Your objective: Provide an exact reproduction of every entry.

Given data:

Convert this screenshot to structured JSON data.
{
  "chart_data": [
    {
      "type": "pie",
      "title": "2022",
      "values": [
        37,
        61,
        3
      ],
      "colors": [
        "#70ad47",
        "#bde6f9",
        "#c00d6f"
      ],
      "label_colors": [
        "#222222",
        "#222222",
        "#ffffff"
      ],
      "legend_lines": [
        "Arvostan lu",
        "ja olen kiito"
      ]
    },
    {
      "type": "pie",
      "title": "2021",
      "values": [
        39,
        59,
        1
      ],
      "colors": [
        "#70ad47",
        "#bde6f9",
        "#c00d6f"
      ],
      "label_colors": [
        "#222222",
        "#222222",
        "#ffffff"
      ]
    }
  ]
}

Result of the task:
Convert this screenshot to structured JSON data.
{
  "chart_data": [
    {
      "type": "pie",
      "title": "2022",
      "values": [
        37,
        61,
        3
      ],
      "colors": [
        "#70ad47",
        "#bde6f9",
        "#c00d6f"
      ],
      "label_colors": [
        "#222222",
        "#222222",
        "#ffffff"
      ],
      "legend_lines": [
        "Arvostan lu",
        "ja olen kiito"
      ]
    },
    {
      "type": "pie",
      "title": "2021",
      "values": [
        39,
        59,
        1
      ],
      "colors": [
        "#70ad47",
        "#bde6f9",
        "#c00d6f"
      ],
      "label_colors": [
        "#222222",
        "#222222",
        "#ffffff"
      ]
    }
  ]
}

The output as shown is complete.